Dataset entries

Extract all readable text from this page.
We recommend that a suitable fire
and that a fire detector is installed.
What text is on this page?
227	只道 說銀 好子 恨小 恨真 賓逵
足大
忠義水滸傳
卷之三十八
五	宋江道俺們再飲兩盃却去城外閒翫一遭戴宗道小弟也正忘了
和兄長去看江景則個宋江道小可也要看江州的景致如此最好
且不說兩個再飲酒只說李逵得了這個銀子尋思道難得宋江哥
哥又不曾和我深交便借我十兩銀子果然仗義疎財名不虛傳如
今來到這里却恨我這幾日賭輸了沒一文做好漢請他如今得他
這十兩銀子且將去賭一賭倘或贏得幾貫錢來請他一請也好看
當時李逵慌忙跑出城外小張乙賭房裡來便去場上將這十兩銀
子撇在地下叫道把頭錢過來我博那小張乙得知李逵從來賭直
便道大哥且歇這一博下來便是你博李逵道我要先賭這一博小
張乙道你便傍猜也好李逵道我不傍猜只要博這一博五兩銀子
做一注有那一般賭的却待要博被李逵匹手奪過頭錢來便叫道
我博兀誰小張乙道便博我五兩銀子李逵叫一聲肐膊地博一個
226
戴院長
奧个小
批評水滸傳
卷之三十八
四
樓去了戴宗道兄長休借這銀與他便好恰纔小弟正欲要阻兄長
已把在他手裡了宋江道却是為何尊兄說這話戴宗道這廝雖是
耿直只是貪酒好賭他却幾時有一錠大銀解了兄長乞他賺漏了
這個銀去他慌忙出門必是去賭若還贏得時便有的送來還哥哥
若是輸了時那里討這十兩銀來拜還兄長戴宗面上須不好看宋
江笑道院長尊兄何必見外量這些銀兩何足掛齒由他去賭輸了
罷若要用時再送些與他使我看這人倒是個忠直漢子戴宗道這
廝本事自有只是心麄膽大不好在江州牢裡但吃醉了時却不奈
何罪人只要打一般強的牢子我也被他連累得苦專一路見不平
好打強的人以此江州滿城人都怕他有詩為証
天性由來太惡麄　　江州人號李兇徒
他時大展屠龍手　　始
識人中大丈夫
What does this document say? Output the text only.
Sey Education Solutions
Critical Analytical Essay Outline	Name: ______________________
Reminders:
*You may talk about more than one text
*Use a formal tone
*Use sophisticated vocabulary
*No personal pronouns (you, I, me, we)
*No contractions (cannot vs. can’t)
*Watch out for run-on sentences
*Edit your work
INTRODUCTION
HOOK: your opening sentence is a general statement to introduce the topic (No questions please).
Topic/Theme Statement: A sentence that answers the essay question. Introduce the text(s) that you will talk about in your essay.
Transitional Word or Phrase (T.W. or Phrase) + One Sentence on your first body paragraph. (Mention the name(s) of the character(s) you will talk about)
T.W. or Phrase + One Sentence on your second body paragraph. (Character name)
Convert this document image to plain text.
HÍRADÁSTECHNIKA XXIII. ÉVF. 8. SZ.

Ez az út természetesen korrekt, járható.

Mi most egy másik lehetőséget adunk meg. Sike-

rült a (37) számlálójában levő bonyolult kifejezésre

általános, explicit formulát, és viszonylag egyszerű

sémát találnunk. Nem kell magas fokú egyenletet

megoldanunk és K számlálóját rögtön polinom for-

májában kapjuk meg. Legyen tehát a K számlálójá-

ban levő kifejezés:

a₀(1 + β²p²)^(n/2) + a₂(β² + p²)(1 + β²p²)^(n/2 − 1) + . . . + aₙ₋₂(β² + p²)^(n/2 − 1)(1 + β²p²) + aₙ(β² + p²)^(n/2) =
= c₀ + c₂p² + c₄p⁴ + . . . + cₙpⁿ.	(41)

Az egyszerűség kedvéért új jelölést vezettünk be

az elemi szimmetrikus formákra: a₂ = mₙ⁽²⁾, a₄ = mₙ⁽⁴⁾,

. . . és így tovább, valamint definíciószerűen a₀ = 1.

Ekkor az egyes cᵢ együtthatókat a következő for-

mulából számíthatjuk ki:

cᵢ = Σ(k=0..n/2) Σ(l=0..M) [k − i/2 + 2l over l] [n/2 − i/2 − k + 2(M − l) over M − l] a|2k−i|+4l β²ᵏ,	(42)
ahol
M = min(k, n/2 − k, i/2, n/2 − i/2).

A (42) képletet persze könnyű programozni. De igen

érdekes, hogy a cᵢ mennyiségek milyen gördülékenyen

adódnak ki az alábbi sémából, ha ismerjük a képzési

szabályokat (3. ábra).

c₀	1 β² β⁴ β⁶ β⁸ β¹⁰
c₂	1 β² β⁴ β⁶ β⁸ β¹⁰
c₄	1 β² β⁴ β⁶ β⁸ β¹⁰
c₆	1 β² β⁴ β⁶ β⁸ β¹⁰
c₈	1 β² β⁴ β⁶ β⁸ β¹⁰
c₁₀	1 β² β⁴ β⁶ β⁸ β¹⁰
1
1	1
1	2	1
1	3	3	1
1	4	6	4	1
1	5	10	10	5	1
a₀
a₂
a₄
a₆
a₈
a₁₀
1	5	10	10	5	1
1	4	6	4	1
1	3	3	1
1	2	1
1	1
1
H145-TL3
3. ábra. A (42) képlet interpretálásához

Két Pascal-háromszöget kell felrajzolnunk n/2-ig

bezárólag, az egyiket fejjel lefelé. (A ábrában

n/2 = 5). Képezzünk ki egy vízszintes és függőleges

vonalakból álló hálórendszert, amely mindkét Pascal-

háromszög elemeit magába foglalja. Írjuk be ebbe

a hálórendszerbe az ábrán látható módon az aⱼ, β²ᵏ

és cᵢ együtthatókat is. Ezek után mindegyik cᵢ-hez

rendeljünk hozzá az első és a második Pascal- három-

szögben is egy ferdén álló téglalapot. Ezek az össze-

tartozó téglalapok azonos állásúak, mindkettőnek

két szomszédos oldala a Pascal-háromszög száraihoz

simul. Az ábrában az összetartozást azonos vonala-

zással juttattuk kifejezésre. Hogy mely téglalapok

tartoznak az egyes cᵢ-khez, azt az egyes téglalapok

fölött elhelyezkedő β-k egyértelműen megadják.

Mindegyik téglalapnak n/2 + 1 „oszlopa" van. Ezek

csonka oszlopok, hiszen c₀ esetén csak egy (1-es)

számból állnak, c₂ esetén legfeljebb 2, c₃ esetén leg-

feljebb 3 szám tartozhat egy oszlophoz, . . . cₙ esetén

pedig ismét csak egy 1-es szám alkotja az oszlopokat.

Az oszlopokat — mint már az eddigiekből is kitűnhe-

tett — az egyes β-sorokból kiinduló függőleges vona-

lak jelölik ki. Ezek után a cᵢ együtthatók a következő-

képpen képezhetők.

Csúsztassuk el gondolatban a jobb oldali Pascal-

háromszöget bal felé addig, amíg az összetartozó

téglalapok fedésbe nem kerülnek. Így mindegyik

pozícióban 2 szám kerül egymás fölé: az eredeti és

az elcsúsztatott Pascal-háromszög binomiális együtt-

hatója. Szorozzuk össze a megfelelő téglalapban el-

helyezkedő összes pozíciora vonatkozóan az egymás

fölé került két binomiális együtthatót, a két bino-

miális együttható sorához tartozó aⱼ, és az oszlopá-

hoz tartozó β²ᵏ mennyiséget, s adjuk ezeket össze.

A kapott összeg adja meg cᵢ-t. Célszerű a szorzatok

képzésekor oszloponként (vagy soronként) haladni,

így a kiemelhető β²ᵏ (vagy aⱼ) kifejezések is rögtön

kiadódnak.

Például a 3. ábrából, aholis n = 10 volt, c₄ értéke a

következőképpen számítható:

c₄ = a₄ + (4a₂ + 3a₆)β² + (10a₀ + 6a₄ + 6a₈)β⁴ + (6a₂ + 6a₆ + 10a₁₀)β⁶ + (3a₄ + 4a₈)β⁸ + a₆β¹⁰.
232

## EXERCISE PROMPT
Extract the full listing above without alteration.

## CORRECT OUTPUT
Extract all readable text from this page.
We recommend that a suitable fire
and that a fire detector is installed.
What text is on this page?
227	只道 說銀 好子 恨小 恨真 賓逵
足大
忠義水滸傳
卷之三十八
五	宋江道俺們再飲兩盃却去城外閒翫一遭戴宗道小弟也正忘了
和兄長去看江景則個宋江道小可也要看江州的景致如此最好
且不說兩個再飲酒只說李逵得了這個銀子尋思道難得宋江哥
哥又不曾和我深交便借我十兩銀子果然仗義疎財名不虛傳如
今來到這里却恨我這幾日賭輸了沒一文做好漢請他如今得他
這十兩銀子且將去賭一賭倘或贏得幾貫錢來請他一請也好看
當時李逵慌忙跑出城外小張乙賭房裡來便去場上將這十兩銀
子撇在地下叫道把頭錢過來我博那小張乙得知李逵從來賭直
便道大哥且歇這一博下來便是你博李逵道我要先賭這一博小
張乙道你便傍猜也好李逵道我不傍猜只要博這一博五兩銀子
做一注有那一般賭的却待要博被李逵匹手奪過頭錢來便叫道
我博兀誰小張乙道便博我五兩銀子李逵叫一聲肐膊地博一個
226
戴院長
奧个小
批評水滸傳
卷之三十八
四
樓去了戴宗道兄長休借這銀與他便好恰纔小弟正欲要阻兄長
已把在他手裡了宋江道却是為何尊兄說這話戴宗道這廝雖是
耿直只是貪酒好賭他却幾時有一錠大銀解了兄長乞他賺漏了
這個銀去他慌忙出門必是去賭若還贏得時便有的送來還哥哥
若是輸了時那里討這十兩銀來拜還兄長戴宗面上須不好看宋
江笑道院長尊兄何必見外量這些銀兩何足掛齒由他去賭輸了
罷若要用時再送些與他使我看這人倒是個忠直漢子戴宗道這
廝本事自有只是心麄膽大不好在江州牢裡但吃醉了時却不奈
何罪人只要打一般強的牢子我也被他連累得苦專一路見不平
好打強的人以此江州滿城人都怕他有詩為証
天性由來太惡麄　　江州人號李兇徒
他時大展屠龍手　　始
識人中大丈夫
What does this document say? Output the text only.
Sey Education Solutions
Critical Analytical Essay Outline	Name: ______________________
Reminders:
*You may talk about more than one text
*Use a formal tone
*Use sophisticated vocabulary
*No personal pronouns (you, I, me, we)
*No contractions (cannot vs. can’t)
*Watch out for run-on sentences
*Edit your work
INTRODUCTION
HOOK: your opening sentence is a general statement to introduce the topic (No questions please).
Topic/Theme Statement: A sentence that answers the essay question. Introduce the text(s) that you will talk about in your essay.
Transitional Word or Phrase (T.W. or Phrase) + One Sentence on your first body paragraph. (Mention the name(s) of the character(s) you will talk about)
T.W. or Phrase + One Sentence on your second body paragraph. (Character name)
Convert this document image to plain text.
HÍRADÁSTECHNIKA XXIII. ÉVF. 8. SZ.

Ez az út természetesen korrekt, járható.

Mi most egy másik lehetőséget adunk meg. Sike-

rült a (37) számlálójában levő bonyolult kifejezésre

általános, explicit formulát, és viszonylag egyszerű

sémát találnunk. Nem kell magas fokú egyenletet

megoldanunk és K számlálóját rögtön polinom for-

májában kapjuk meg. Legyen tehát a K számlálójá-

ban levő kifejezés:

a₀(1 + β²p²)^(n/2) + a₂(β² + p²)(1 + β²p²)^(n/2 − 1) + . . . + aₙ₋₂(β² + p²)^(n/2 − 1)(1 + β²p²) + aₙ(β² + p²)^(n/2) =
= c₀ + c₂p² + c₄p⁴ + . . . + cₙpⁿ.	(41)

Az egyszerűség kedvéért új jelölést vezettünk be

az elemi szimmetrikus formákra: a₂ = mₙ⁽²⁾, a₄ = mₙ⁽⁴⁾,

. . . és így tovább, valamint definíciószerűen a₀ = 1.

Ekkor az egyes cᵢ együtthatókat a következő for-

mulából számíthatjuk ki:

cᵢ = Σ(k=0..n/2) Σ(l=0..M) [k − i/2 + 2l over l] [n/2 − i/2 − k + 2(M − l) over M − l] a|2k−i|+4l β²ᵏ,	(42)
ahol
M = min(k, n/2 − k, i/2, n/2 − i/2).

A (42) képletet persze könnyű programozni. De igen

érdekes, hogy a cᵢ mennyiségek milyen gördülékenyen

adódnak ki az alábbi sémából, ha ismerjük a képzési

szabályokat (3. ábra).

c₀	1 β² β⁴ β⁶ β⁸ β¹⁰
c₂	1 β² β⁴ β⁶ β⁸ β¹⁰
c₄	1 β² β⁴ β⁶ β⁸ β¹⁰
c₆	1 β² β⁴ β⁶ β⁸ β¹⁰
c₈	1 β² β⁴ β⁶ β⁸ β¹⁰
c₁₀	1 β² β⁴ β⁶ β⁸ β¹⁰
1
1	1
1	2	1
1	3	3	1
1	4	6	4	1
1	5	10	10	5	1
a₀
a₂
a₄
a₆
a₈
a₁₀
1	5	10	10	5	1
1	4	6	4	1
1	3	3	1
1	2	1
1	1
1
H145-TL3
3. ábra. A (42) képlet interpretálásához

Két Pascal-háromszöget kell felrajzolnunk n/2-ig

bezárólag, az egyiket fejjel lefelé. (A ábrában

n/2 = 5). Képezzünk ki egy vízszintes és függőleges

vonalakból álló hálórendszert, amely mindkét Pascal-

háromszög elemeit magába foglalja. Írjuk be ebbe

a hálórendszerbe az ábrán látható módon az aⱼ, β²ᵏ

és cᵢ együtthatókat is. Ezek után mindegyik cᵢ-hez

rendeljünk hozzá az első és a második Pascal- három-

szögben is egy ferdén álló téglalapot. Ezek az össze-

tartozó téglalapok azonos állásúak, mindkettőnek

két szomszédos oldala a Pascal-háromszög száraihoz

simul. Az ábrában az összetartozást azonos vonala-

zással juttattuk kifejezésre. Hogy mely téglalapok

tartoznak az egyes cᵢ-khez, azt az egyes téglalapok

fölött elhelyezkedő β-k egyértelműen megadják.

Mindegyik téglalapnak n/2 + 1 „oszlopa" van. Ezek

csonka oszlopok, hiszen c₀ esetén csak egy (1-es)

számból állnak, c₂ esetén legfeljebb 2, c₃ esetén leg-

feljebb 3 szám tartozhat egy oszlophoz, . . . cₙ esetén

pedig ismét csak egy 1-es szám alkotja az oszlopokat.

Az oszlopokat — mint már az eddigiekből is kitűnhe-

tett — az egyes β-sorokból kiinduló függőleges vona-

lak jelölik ki. Ezek után a cᵢ együtthatók a következő-

képpen képezhetők.

Csúsztassuk el gondolatban a jobb oldali Pascal-

háromszöget bal felé addig, amíg az összetartozó

téglalapok fedésbe nem kerülnek. Így mindegyik

pozícióban 2 szám kerül egymás fölé: az eredeti és

az elcsúsztatott Pascal-háromszög binomiális együtt-

hatója. Szorozzuk össze a megfelelő téglalapban el-

helyezkedő összes pozíciora vonatkozóan az egymás

fölé került két binomiális együtthatót, a két bino-

miális együttható sorához tartozó aⱼ, és az oszlopá-

hoz tartozó β²ᵏ mennyiséget, s adjuk ezeket össze.

A kapott összeg adja meg cᵢ-t. Célszerű a szorzatok

képzésekor oszloponként (vagy soronként) haladni,

így a kiemelhető β²ᵏ (vagy aⱼ) kifejezések is rögtön

kiadódnak.

Például a 3. ábrából, aholis n = 10 volt, c₄ értéke a

következőképpen számítható:

c₄ = a₄ + (4a₂ + 3a₆)β² + (10a₀ + 6a₄ + 6a₈)β⁴ + (6a₂ + 6a₆ + 10a₁₀)β⁶ + (3a₄ + 4a₈)β⁸ + a₆β¹⁰.
232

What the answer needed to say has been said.